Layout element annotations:
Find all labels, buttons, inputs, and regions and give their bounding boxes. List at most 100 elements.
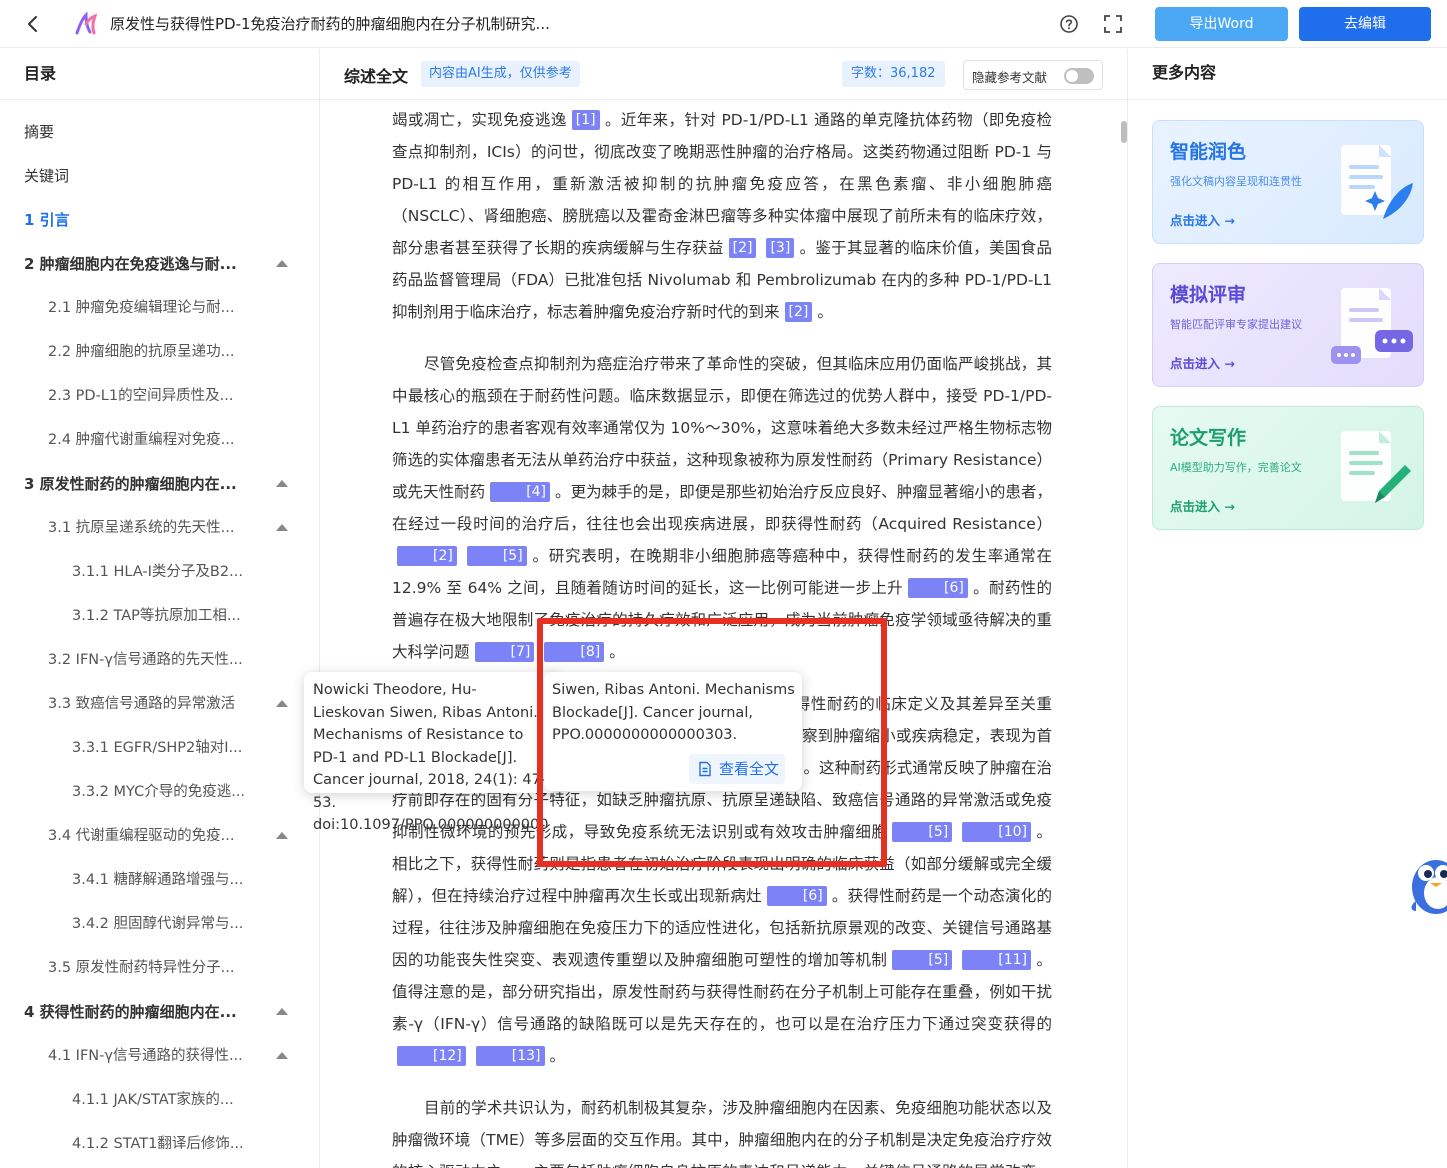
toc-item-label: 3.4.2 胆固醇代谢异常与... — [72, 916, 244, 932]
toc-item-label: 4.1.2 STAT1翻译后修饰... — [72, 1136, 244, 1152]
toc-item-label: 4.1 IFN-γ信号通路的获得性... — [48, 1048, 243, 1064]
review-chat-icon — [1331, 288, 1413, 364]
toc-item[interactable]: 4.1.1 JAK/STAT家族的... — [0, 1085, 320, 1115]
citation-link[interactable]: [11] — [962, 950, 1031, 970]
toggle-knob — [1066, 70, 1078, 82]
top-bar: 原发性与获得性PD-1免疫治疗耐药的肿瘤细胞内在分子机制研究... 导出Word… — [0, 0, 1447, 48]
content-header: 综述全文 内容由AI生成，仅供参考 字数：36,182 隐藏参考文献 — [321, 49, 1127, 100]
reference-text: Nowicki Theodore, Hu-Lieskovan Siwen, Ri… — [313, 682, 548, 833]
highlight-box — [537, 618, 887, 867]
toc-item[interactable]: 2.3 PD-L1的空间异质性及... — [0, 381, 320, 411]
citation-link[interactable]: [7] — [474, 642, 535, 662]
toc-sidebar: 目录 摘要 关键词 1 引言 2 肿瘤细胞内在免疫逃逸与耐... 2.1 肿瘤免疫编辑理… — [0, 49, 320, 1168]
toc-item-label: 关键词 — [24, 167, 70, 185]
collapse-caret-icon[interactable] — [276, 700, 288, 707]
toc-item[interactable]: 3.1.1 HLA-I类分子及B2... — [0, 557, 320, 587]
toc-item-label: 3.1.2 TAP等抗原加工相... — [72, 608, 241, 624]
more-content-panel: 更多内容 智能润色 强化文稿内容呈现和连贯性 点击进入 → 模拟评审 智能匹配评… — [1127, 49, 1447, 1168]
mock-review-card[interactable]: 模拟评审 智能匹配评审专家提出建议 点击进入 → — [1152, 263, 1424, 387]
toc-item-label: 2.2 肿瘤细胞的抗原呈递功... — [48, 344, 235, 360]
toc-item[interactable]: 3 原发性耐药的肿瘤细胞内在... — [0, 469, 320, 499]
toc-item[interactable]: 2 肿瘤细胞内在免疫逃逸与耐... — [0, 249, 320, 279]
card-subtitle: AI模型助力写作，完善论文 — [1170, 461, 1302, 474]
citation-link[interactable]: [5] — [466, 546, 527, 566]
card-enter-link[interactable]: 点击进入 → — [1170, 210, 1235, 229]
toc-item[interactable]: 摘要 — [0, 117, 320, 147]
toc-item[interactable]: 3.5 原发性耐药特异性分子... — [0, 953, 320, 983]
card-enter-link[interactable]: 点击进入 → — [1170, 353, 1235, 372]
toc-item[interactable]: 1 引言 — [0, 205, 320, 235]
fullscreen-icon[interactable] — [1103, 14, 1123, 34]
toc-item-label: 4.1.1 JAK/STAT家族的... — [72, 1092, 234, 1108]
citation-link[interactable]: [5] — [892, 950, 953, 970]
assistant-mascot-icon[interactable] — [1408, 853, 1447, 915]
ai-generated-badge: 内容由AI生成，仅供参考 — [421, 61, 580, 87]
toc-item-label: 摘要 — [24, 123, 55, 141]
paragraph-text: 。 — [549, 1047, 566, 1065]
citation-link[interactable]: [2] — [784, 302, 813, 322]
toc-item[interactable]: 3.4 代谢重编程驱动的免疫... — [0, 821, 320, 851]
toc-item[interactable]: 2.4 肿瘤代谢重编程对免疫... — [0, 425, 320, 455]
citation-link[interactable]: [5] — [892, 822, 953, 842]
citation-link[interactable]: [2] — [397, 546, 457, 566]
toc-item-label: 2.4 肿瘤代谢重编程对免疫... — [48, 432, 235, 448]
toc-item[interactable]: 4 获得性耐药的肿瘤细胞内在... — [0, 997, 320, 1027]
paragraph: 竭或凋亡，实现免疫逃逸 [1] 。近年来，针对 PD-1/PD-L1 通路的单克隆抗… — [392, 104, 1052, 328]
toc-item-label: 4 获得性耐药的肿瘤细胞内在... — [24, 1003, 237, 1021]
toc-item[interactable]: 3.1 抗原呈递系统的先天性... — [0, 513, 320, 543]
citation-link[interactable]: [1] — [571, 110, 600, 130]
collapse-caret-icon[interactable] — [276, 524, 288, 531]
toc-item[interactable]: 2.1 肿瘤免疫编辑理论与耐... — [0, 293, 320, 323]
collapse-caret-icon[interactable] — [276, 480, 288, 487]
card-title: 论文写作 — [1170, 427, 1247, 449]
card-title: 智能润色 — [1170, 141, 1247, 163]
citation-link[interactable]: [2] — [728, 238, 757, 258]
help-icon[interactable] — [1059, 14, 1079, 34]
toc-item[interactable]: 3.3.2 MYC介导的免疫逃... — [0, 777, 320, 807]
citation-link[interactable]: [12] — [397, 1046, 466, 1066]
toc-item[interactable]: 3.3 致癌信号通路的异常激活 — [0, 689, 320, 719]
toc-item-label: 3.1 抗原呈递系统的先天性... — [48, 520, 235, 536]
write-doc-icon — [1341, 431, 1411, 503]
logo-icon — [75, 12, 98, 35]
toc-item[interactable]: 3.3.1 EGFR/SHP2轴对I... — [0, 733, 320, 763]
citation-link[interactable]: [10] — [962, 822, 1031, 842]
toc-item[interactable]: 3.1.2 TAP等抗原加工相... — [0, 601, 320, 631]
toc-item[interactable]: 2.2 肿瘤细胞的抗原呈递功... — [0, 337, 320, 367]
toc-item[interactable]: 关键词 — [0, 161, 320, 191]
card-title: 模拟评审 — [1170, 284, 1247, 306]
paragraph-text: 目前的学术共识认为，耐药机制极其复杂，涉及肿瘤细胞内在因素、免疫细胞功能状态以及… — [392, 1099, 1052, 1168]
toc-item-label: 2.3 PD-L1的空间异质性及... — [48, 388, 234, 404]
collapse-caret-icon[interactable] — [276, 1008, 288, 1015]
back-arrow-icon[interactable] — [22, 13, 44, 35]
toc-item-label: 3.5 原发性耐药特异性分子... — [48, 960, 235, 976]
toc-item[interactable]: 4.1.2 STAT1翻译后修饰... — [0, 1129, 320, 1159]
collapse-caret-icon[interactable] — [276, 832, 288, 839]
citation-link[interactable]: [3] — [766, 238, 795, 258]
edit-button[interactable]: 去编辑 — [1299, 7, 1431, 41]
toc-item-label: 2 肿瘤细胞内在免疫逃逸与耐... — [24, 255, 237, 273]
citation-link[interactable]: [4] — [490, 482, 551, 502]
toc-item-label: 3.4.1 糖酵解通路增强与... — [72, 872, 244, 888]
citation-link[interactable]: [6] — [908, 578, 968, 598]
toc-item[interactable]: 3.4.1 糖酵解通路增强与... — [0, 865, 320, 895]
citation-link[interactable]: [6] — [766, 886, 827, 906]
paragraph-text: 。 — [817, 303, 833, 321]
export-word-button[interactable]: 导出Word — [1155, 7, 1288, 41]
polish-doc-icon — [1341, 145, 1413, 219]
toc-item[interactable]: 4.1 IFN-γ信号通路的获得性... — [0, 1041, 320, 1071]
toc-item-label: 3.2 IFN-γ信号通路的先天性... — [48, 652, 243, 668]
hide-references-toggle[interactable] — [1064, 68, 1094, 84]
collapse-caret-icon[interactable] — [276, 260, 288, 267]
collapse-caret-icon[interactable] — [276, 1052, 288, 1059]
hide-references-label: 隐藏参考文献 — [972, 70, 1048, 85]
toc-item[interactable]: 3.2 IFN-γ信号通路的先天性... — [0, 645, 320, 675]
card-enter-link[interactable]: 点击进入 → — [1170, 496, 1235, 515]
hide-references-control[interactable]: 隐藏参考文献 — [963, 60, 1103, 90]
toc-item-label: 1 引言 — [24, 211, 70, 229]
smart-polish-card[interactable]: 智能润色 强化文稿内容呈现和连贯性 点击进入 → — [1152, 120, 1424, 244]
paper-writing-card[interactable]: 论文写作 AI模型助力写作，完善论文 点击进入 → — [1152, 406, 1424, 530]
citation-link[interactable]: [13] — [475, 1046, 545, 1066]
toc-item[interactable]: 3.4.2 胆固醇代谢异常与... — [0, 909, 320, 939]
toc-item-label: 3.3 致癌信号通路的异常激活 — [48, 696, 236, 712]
==
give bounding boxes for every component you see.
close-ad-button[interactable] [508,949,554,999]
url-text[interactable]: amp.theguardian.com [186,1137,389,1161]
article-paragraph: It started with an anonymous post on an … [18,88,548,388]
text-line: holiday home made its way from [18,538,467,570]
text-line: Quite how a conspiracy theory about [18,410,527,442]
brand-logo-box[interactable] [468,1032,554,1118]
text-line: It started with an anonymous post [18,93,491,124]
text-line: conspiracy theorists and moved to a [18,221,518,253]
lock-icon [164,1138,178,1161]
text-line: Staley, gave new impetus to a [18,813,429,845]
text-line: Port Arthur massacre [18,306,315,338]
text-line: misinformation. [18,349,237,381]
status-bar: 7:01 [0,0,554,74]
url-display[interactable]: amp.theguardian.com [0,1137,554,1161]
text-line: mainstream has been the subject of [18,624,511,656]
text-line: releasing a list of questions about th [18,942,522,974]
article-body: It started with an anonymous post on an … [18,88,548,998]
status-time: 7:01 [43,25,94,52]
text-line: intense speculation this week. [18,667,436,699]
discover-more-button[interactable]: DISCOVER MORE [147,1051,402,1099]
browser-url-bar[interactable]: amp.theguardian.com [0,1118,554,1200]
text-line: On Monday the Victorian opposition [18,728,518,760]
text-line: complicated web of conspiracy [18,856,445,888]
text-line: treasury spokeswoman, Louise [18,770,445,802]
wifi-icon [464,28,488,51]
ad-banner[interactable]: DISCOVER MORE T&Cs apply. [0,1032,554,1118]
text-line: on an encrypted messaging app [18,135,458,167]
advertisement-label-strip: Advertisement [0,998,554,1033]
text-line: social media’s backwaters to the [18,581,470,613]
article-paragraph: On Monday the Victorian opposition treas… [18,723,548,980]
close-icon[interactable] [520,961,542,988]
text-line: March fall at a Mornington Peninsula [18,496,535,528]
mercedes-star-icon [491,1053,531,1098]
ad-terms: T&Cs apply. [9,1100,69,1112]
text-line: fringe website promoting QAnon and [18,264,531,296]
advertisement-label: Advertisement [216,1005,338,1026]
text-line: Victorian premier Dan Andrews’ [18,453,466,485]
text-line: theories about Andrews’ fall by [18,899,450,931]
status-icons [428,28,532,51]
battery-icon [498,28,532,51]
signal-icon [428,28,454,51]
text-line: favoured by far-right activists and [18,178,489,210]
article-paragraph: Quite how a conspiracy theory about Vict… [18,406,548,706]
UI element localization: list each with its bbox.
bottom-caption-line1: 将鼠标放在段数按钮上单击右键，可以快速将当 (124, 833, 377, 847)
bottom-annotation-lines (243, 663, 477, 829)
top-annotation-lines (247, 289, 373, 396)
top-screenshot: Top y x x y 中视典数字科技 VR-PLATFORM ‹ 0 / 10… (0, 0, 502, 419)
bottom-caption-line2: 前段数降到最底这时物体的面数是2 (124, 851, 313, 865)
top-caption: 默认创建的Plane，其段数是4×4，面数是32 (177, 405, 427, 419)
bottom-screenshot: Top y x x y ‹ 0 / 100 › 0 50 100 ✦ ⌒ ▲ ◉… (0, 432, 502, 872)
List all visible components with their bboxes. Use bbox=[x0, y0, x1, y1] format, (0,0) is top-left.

**What the task requires**
Reproduce everything from the line containing "toc-item-label: 3.4.2 胆固醇代谢异常与..." down to the line containing "toc-item[interactable]: 4.1.1 JAK/STAT家族的...", both included, exactly as those lines appear.

**Written solution**
toc-item-label: 3.4.2 胆固醇代谢异常与... — [72, 916, 244, 932]
toc-item-label: 4.1.2 STAT1翻译后修饰... — [72, 1136, 244, 1152]
toc-item-label: 4.1 IFN-γ信号通路的获得性... — [48, 1048, 243, 1064]
review-chat-icon — [1331, 288, 1413, 364]
toc-item[interactable]: 4.1.1 JAK/STAT家族的... — [0, 1085, 320, 1115]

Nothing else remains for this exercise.